Make an exact copy of all the records.

○ ○ ○ ○

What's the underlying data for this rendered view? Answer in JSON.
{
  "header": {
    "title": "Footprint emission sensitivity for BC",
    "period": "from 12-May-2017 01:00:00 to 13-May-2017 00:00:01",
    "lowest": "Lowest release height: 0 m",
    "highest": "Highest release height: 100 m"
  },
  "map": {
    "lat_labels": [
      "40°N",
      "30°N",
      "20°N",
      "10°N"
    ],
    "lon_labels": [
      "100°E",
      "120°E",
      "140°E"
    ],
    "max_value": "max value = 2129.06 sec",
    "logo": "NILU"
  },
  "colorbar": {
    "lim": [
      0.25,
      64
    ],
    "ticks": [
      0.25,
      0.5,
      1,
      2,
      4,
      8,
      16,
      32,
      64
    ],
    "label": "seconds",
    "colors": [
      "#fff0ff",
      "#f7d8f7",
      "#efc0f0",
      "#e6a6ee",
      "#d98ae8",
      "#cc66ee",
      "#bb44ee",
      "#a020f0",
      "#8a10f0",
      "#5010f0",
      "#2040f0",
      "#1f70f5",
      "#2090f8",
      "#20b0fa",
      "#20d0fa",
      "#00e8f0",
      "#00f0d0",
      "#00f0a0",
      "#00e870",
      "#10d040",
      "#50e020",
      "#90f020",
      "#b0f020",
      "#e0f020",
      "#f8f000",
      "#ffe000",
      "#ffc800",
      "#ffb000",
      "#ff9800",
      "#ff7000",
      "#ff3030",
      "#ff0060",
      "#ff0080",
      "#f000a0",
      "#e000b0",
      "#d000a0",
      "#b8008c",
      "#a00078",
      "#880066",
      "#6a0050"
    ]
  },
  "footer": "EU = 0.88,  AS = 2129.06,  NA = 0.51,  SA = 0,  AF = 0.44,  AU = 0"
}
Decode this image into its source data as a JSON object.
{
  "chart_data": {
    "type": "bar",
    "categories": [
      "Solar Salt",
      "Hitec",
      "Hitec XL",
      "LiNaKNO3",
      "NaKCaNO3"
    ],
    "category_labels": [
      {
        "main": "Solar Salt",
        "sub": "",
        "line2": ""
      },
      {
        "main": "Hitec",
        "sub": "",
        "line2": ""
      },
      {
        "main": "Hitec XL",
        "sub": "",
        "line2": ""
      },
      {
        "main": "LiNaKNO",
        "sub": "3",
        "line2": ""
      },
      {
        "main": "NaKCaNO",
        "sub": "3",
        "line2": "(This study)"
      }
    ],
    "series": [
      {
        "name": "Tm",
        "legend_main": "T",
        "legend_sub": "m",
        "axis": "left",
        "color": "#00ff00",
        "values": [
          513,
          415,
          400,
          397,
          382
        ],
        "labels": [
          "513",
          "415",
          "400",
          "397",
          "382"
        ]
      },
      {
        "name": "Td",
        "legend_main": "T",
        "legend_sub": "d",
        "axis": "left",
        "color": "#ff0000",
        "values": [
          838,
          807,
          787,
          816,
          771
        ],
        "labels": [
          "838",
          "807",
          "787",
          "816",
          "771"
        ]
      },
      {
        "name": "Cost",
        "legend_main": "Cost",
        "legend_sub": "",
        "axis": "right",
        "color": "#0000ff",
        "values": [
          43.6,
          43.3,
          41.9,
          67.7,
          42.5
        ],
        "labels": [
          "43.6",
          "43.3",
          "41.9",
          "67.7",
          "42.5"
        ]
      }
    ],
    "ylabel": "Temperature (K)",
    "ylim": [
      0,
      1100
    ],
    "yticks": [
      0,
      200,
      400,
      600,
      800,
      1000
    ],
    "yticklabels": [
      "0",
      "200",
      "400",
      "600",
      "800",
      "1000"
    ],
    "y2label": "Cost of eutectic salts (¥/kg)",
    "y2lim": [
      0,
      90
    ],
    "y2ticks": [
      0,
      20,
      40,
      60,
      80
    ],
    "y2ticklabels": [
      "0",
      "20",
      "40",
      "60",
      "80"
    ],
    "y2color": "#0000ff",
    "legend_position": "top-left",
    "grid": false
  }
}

○ ○ ○ ○

- [Answer for the task]
What's the underlying data for this rendered view? Answer in JSON.
{
  "header": {
    "title": "Footprint emission sensitivity for BC",
    "period": "from 12-May-2017 01:00:00 to 13-May-2017 00:00:01",
    "lowest": "Lowest release height: 0 m",
    "highest": "Highest release height: 100 m"
  },
  "map": {
    "lat_labels": [
      "40°N",
      "30°N",
      "20°N",
      "10°N"
    ],
    "lon_labels": [
      "100°E",
      "120°E",
      "140°E"
    ],
    "max_value": "max value = 2129.06 sec",
    "logo": "NILU"
  },
  "colorbar": {
    "lim": [
      0.25,
      64
    ],
    "ticks": [
      0.25,
      0.5,
      1,
      2,
      4,
      8,
      16,
      32,
      64
    ],
    "label": "seconds",
    "colors": [
      "#fff0ff",
      "#f7d8f7",
      "#efc0f0",
      "#e6a6ee",
      "#d98ae8",
      "#cc66ee",
      "#bb44ee",
      "#a020f0",
      "#8a10f0",
      "#5010f0",
      "#2040f0",
      "#1f70f5",
      "#2090f8",
      "#20b0fa",
      "#20d0fa",
      "#00e8f0",
      "#00f0d0",
      "#00f0a0",
      "#00e870",
      "#10d040",
      "#50e020",
      "#90f020",
      "#b0f020",
      "#e0f020",
      "#f8f000",
      "#ffe000",
      "#ffc800",
      "#ffb000",
      "#ff9800",
      "#ff7000",
      "#ff3030",
      "#ff0060",
      "#ff0080",
      "#f000a0",
      "#e000b0",
      "#d000a0",
      "#b8008c",
      "#a00078",
      "#880066",
      "#6a0050"
    ]
  },
  "footer": "EU = 0.88,  AS = 2129.06,  NA = 0.51,  SA = 0,  AF = 0.44,  AU = 0"
}
Decode this image into its source data as a JSON object.
{
  "chart_data": {
    "type": "bar",
    "categories": [
      "Solar Salt",
      "Hitec",
      "Hitec XL",
      "LiNaKNO3",
      "NaKCaNO3"
    ],
    "category_labels": [
      {
        "main": "Solar Salt",
        "sub": "",
        "line2": ""
      },
      {
        "main": "Hitec",
        "sub": "",
        "line2": ""
      },
      {
        "main": "Hitec XL",
        "sub": "",
        "line2": ""
      },
      {
        "main": "LiNaKNO",
        "sub": "3",
        "line2": ""
      },
      {
        "main": "NaKCaNO",
        "sub": "3",
        "line2": "(This study)"
      }
    ],
    "series": [
      {
        "name": "Tm",
        "legend_main": "T",
        "legend_sub": "m",
        "axis": "left",
        "color": "#00ff00",
        "values": [
          513,
          415,
          400,
          397,
          382
        ],
        "labels": [
          "513",
          "415",
          "400",
          "397",
          "382"
        ]
      },
      {
        "name": "Td",
        "legend_main": "T",
        "legend_sub": "d",
        "axis": "left",
        "color": "#ff0000",
        "values": [
          838,
          807,
          787,
          816,
          771
        ],
        "labels": [
          "838",
          "807",
          "787",
          "816",
          "771"
        ]
      },
      {
        "name": "Cost",
        "legend_main": "Cost",
        "legend_sub": "",
        "axis": "right",
        "color": "#0000ff",
        "values": [
          43.6,
          43.3,
          41.9,
          67.7,
          42.5
        ],
        "labels": [
          "43.6",
          "43.3",
          "41.9",
          "67.7",
          "42.5"
        ]
      }
    ],
    "ylabel": "Temperature (K)",
    "ylim": [
      0,
      1100
    ],
    "yticks": [
      0,
      200,
      400,
      600,
      800,
      1000
    ],
    "yticklabels": [
      "0",
      "200",
      "400",
      "600",
      "800",
      "1000"
    ],
    "y2label": "Cost of eutectic salts (¥/kg)",
    "y2lim": [
      0,
      90
    ],
    "y2ticks": [
      0,
      20,
      40,
      60,
      80
    ],
    "y2ticklabels": [
      "0",
      "20",
      "40",
      "60",
      "80"
    ],
    "y2color": "#0000ff",
    "legend_position": "top-left",
    "grid": false
  }
}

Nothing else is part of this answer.